## YOUR INSTRUCTIONS
Count how many lines contain the word "time". Please give only the number.

- - -

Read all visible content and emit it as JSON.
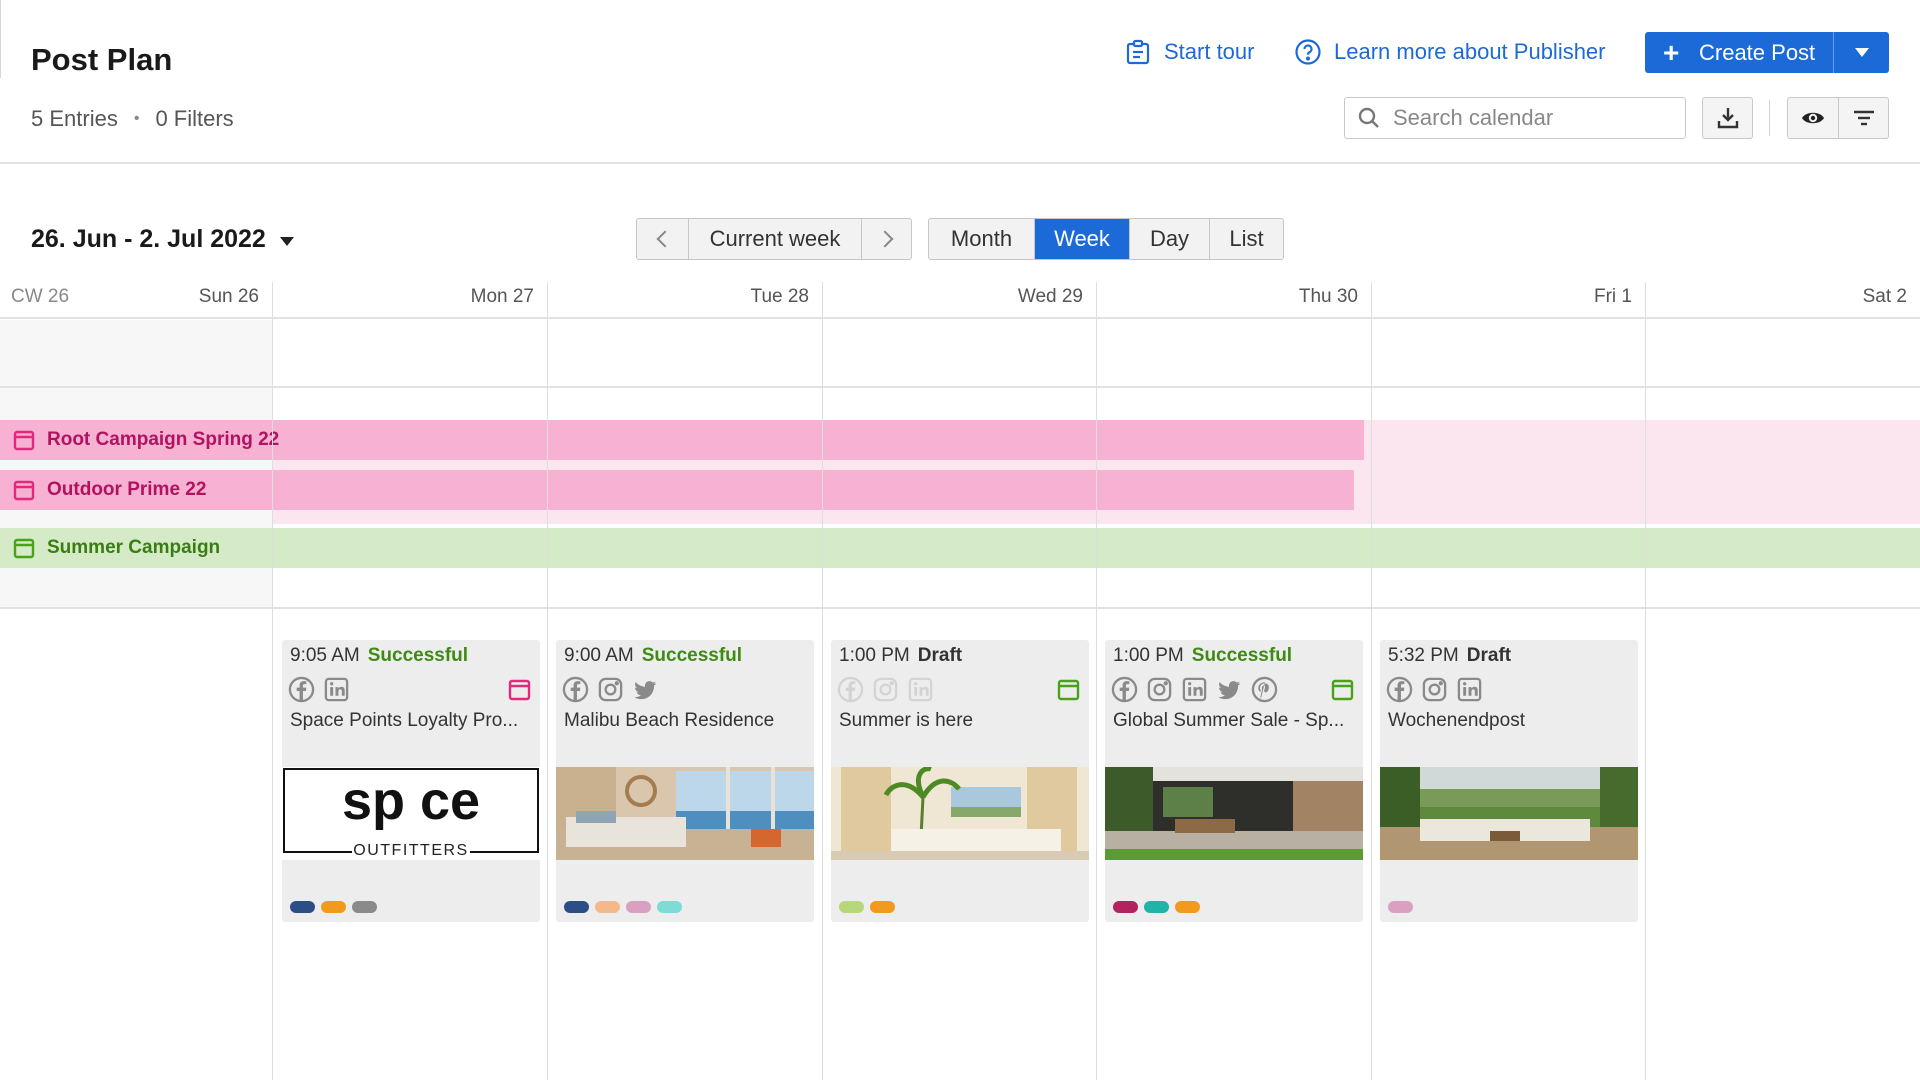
{
  "header": {
    "title": "Post Plan",
    "entries": "5 Entries",
    "filters": "0 Filters",
    "start_tour": "Start tour",
    "learn_more": "Learn more about Publisher",
    "create_post": "Create Post",
    "search_placeholder": "Search calendar"
  },
  "toolbar": {
    "date_range": "26. Jun - 2. Jul 2022",
    "current_week": "Current week",
    "views": [
      "Month",
      "Week",
      "Day",
      "List"
    ],
    "active_view": "Week"
  },
  "calendar": {
    "week_label": "CW 26",
    "days": [
      "Sun 26",
      "Mon 27",
      "Tue 28",
      "Wed 29",
      "Thu 30",
      "Fri 1",
      "Sat 2"
    ]
  },
  "campaigns": [
    {
      "name": "Root Campaign Spring 22",
      "color": "#f7b1d2",
      "text_color": "#b0135f"
    },
    {
      "name": "Outdoor Prime 22",
      "color": "#f7b1d2",
      "text_color": "#b0135f"
    },
    {
      "name": "Summer Campaign",
      "color": "#d5ebc8",
      "text_color": "#3a7d12"
    }
  ],
  "posts": [
    {
      "time": "9:05 AM",
      "status": "Successful",
      "networks": [
        "facebook-icon",
        "linkedin-icon"
      ],
      "title": "Space Points Loyalty Pro...",
      "image_text": "sp ce",
      "image_subtext": "OUTFITTERS",
      "tags": [
        "#2c4e86",
        "#f29a1c",
        "#8a8a8a"
      ],
      "flag_color": "#e4287d"
    },
    {
      "time": "9:00 AM",
      "status": "Successful",
      "networks": [
        "facebook-icon",
        "instagram-icon",
        "twitter-icon"
      ],
      "title": "Malibu Beach Residence",
      "tags": [
        "#2c4e86",
        "#f3b98a",
        "#d9a0c2",
        "#7edbd6"
      ]
    },
    {
      "time": "1:00 PM",
      "status": "Draft",
      "networks": [
        "facebook-icon",
        "instagram-icon",
        "linkedin-icon"
      ],
      "title": "Summer is here",
      "tags": [
        "#b6d77a",
        "#f29a1c"
      ],
      "flag_color": "#4aa21b"
    },
    {
      "time": "1:00 PM",
      "status": "Successful",
      "networks": [
        "facebook-icon",
        "instagram-icon",
        "linkedin-icon",
        "twitter-icon",
        "pinterest-icon"
      ],
      "title": "Global Summer Sale - Sp...",
      "tags": [
        "#b3245e",
        "#1fb3a9",
        "#f29a1c"
      ],
      "flag_color": "#4aa21b"
    },
    {
      "time": "5:32 PM",
      "status": "Draft",
      "networks": [
        "facebook-icon",
        "instagram-icon",
        "linkedin-icon"
      ],
      "title": "Wochenendpost",
      "tags": [
        "#d9a0c2"
      ]
    }
  ]
}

- - -

## WRITTEN RESPONSE
5